Goal -
Reproduce every one of the entries below word for word.

Items from a dataset:
■ ■ ■ ■ ■
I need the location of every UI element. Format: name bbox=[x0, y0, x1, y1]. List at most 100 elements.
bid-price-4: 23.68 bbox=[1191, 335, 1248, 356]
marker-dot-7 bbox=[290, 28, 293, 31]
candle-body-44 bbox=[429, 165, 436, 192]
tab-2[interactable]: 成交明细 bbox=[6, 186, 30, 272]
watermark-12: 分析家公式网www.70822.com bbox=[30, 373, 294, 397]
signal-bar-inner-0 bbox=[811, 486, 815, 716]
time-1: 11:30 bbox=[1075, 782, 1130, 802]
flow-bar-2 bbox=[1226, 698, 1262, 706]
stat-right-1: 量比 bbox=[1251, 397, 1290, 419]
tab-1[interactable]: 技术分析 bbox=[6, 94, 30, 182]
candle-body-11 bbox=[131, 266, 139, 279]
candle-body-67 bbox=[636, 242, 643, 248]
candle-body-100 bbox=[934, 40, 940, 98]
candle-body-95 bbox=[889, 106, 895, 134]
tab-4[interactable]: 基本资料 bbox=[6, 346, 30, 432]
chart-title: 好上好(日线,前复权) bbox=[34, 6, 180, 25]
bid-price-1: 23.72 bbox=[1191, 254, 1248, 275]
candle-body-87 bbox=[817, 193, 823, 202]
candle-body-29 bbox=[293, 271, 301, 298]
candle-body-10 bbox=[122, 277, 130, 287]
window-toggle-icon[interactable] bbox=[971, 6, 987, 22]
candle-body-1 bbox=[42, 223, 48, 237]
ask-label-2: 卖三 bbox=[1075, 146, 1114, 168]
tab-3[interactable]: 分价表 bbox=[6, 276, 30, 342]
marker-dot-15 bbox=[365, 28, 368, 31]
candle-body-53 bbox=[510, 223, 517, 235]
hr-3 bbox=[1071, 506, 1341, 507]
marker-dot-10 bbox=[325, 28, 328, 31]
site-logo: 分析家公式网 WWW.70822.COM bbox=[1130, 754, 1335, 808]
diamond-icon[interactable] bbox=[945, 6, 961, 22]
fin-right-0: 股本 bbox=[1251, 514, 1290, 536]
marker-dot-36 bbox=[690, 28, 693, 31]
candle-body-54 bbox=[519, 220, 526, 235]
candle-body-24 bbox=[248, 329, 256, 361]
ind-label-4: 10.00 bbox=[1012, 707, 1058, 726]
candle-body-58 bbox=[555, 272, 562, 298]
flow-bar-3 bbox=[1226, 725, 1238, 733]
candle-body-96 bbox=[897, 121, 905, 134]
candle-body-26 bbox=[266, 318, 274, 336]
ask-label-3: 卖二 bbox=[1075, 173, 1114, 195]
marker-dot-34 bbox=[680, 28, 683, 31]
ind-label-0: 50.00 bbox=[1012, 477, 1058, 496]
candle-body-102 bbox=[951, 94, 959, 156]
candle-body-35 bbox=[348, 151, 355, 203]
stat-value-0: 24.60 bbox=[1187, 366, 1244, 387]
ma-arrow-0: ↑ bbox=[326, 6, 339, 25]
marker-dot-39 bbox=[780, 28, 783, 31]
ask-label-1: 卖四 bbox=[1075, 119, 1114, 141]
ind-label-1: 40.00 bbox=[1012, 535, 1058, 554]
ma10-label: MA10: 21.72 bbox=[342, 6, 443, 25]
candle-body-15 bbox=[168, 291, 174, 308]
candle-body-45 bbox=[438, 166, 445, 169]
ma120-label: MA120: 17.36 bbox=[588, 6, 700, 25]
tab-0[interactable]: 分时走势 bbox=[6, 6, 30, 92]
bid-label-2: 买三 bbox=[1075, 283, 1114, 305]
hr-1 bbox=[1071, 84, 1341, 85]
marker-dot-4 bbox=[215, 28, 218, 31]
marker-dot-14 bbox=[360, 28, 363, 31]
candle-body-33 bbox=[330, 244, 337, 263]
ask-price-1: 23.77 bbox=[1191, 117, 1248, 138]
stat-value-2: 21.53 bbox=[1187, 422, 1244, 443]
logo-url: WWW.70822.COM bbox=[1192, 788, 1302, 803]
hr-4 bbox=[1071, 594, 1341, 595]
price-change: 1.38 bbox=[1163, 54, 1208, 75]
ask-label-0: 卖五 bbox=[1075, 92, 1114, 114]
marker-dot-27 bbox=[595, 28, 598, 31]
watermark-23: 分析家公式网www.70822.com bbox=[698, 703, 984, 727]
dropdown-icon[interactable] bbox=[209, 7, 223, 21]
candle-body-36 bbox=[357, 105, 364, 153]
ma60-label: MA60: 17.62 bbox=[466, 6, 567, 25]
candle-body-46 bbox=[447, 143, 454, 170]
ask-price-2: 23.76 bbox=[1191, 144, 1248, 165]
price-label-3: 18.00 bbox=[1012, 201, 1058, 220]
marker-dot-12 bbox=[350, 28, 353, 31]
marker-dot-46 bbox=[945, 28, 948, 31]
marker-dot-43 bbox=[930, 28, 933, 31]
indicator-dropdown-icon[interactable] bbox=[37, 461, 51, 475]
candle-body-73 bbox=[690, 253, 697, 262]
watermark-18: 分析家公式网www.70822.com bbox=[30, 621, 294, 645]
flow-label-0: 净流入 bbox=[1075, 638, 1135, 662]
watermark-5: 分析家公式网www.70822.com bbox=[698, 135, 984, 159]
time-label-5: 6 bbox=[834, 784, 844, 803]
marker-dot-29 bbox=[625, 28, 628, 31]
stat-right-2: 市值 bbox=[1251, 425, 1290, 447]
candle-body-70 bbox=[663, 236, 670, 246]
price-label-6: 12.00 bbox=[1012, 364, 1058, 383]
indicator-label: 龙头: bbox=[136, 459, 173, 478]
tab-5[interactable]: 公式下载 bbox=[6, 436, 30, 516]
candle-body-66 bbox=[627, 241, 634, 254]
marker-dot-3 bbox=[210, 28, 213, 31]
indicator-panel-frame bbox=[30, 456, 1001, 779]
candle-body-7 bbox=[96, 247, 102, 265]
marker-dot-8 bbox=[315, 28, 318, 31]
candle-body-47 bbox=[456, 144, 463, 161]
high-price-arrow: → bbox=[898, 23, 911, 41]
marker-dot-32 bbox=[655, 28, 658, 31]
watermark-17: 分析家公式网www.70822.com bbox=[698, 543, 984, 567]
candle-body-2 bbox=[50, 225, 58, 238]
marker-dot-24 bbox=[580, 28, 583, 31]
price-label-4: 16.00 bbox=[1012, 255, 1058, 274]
■ ■ ■ ■ ■
Solved problem -
I need the location of every UI element. Format: name bbox=[x0, y0, x1, y1]. List at most 100 elements.
bid-price-4: 23.68 bbox=[1191, 335, 1248, 356]
marker-dot-7 bbox=[290, 28, 293, 31]
candle-body-44 bbox=[429, 165, 436, 192]
tab-2[interactable]: 成交明细 bbox=[6, 186, 30, 272]
watermark-12: 分析家公式网www.70822.com bbox=[30, 373, 294, 397]
signal-bar-inner-0 bbox=[811, 486, 815, 716]
time-1: 11:30 bbox=[1075, 782, 1130, 802]
flow-bar-2 bbox=[1226, 698, 1262, 706]
stat-right-1: 量比 bbox=[1251, 397, 1290, 419]
tab-1[interactable]: 技术分析 bbox=[6, 94, 30, 182]
candle-body-11 bbox=[131, 266, 139, 279]
candle-body-67 bbox=[636, 242, 643, 248]
candle-body-100 bbox=[934, 40, 940, 98]
candle-body-95 bbox=[889, 106, 895, 134]
tab-4[interactable]: 基本资料 bbox=[6, 346, 30, 432]
chart-title: 好上好(日线,前复权) bbox=[34, 6, 180, 25]
bid-price-1: 23.72 bbox=[1191, 254, 1248, 275]
candle-body-87 bbox=[817, 193, 823, 202]
candle-body-29 bbox=[293, 271, 301, 298]
candle-body-10 bbox=[122, 277, 130, 287]
window-toggle-icon[interactable] bbox=[971, 6, 987, 22]
candle-body-1 bbox=[42, 223, 48, 237]
ask-label-2: 卖三 bbox=[1075, 146, 1114, 168]
tab-3[interactable]: 分价表 bbox=[6, 276, 30, 342]
marker-dot-15 bbox=[365, 28, 368, 31]
candle-body-53 bbox=[510, 223, 517, 235]
hr-3 bbox=[1071, 506, 1341, 507]
marker-dot-10 bbox=[325, 28, 328, 31]
site-logo: 分析家公式网 WWW.70822.COM bbox=[1130, 754, 1335, 808]
diamond-icon[interactable] bbox=[945, 6, 961, 22]
fin-right-0: 股本 bbox=[1251, 514, 1290, 536]
marker-dot-36 bbox=[690, 28, 693, 31]
candle-body-54 bbox=[519, 220, 526, 235]
candle-body-24 bbox=[248, 329, 256, 361]
ind-label-4: 10.00 bbox=[1012, 707, 1058, 726]
candle-body-58 bbox=[555, 272, 562, 298]
flow-bar-3 bbox=[1226, 725, 1238, 733]
candle-body-96 bbox=[897, 121, 905, 134]
candle-body-26 bbox=[266, 318, 274, 336]
ask-label-3: 卖二 bbox=[1075, 173, 1114, 195]
marker-dot-34 bbox=[680, 28, 683, 31]
ind-label-0: 50.00 bbox=[1012, 477, 1058, 496]
candle-body-102 bbox=[951, 94, 959, 156]
candle-body-35 bbox=[348, 151, 355, 203]
stat-value-0: 24.60 bbox=[1187, 366, 1244, 387]
ma-arrow-0: ↑ bbox=[326, 6, 339, 25]
marker-dot-39 bbox=[780, 28, 783, 31]
ask-label-1: 卖四 bbox=[1075, 119, 1114, 141]
ind-label-1: 40.00 bbox=[1012, 535, 1058, 554]
ma10-label: MA10: 21.72 bbox=[342, 6, 443, 25]
candle-body-15 bbox=[168, 291, 174, 308]
candle-body-45 bbox=[438, 166, 445, 169]
ma120-label: MA120: 17.36 bbox=[588, 6, 700, 25]
tab-0[interactable]: 分时走势 bbox=[6, 6, 30, 92]
bid-label-2: 买三 bbox=[1075, 283, 1114, 305]
hr-1 bbox=[1071, 84, 1341, 85]
marker-dot-4 bbox=[215, 28, 218, 31]
marker-dot-14 bbox=[360, 28, 363, 31]
candle-body-33 bbox=[330, 244, 337, 263]
ask-price-1: 23.77 bbox=[1191, 117, 1248, 138]
stat-value-2: 21.53 bbox=[1187, 422, 1244, 443]
logo-url: WWW.70822.COM bbox=[1192, 788, 1302, 803]
hr-4 bbox=[1071, 594, 1341, 595]
price-change: 1.38 bbox=[1163, 54, 1208, 75]
ask-label-0: 卖五 bbox=[1075, 92, 1114, 114]
marker-dot-27 bbox=[595, 28, 598, 31]
watermark-23: 分析家公式网www.70822.com bbox=[698, 703, 984, 727]
dropdown-icon[interactable] bbox=[209, 7, 223, 21]
candle-body-36 bbox=[357, 105, 364, 153]
ma60-label: MA60: 17.62 bbox=[466, 6, 567, 25]
candle-body-46 bbox=[447, 143, 454, 170]
ask-price-2: 23.76 bbox=[1191, 144, 1248, 165]
price-label-3: 18.00 bbox=[1012, 201, 1058, 220]
marker-dot-12 bbox=[350, 28, 353, 31]
marker-dot-46 bbox=[945, 28, 948, 31]
marker-dot-43 bbox=[930, 28, 933, 31]
indicator-dropdown-icon[interactable] bbox=[37, 461, 51, 475]
candle-body-73 bbox=[690, 253, 697, 262]
watermark-18: 分析家公式网www.70822.com bbox=[30, 621, 294, 645]
flow-label-0: 净流入 bbox=[1075, 638, 1135, 662]
watermark-5: 分析家公式网www.70822.com bbox=[698, 135, 984, 159]
time-label-5: 6 bbox=[834, 784, 844, 803]
marker-dot-29 bbox=[625, 28, 628, 31]
stat-right-2: 市值 bbox=[1251, 425, 1290, 447]
candle-body-70 bbox=[663, 236, 670, 246]
price-label-6: 12.00 bbox=[1012, 364, 1058, 383]
indicator-label: 龙头: bbox=[136, 459, 173, 478]
tab-5[interactable]: 公式下载 bbox=[6, 436, 30, 516]
candle-body-66 bbox=[627, 241, 634, 254]
marker-dot-3 bbox=[210, 28, 213, 31]
indicator-panel-frame bbox=[30, 456, 1001, 779]
candle-body-7 bbox=[96, 247, 102, 265]
marker-dot-8 bbox=[315, 28, 318, 31]
candle-body-47 bbox=[456, 144, 463, 161]
high-price-arrow: → bbox=[898, 23, 911, 41]
marker-dot-32 bbox=[655, 28, 658, 31]
watermark-17: 分析家公式网www.70822.com bbox=[698, 543, 984, 567]
candle-body-2 bbox=[50, 225, 58, 238]
marker-dot-24 bbox=[580, 28, 583, 31]
price-label-4: 16.00 bbox=[1012, 255, 1058, 274]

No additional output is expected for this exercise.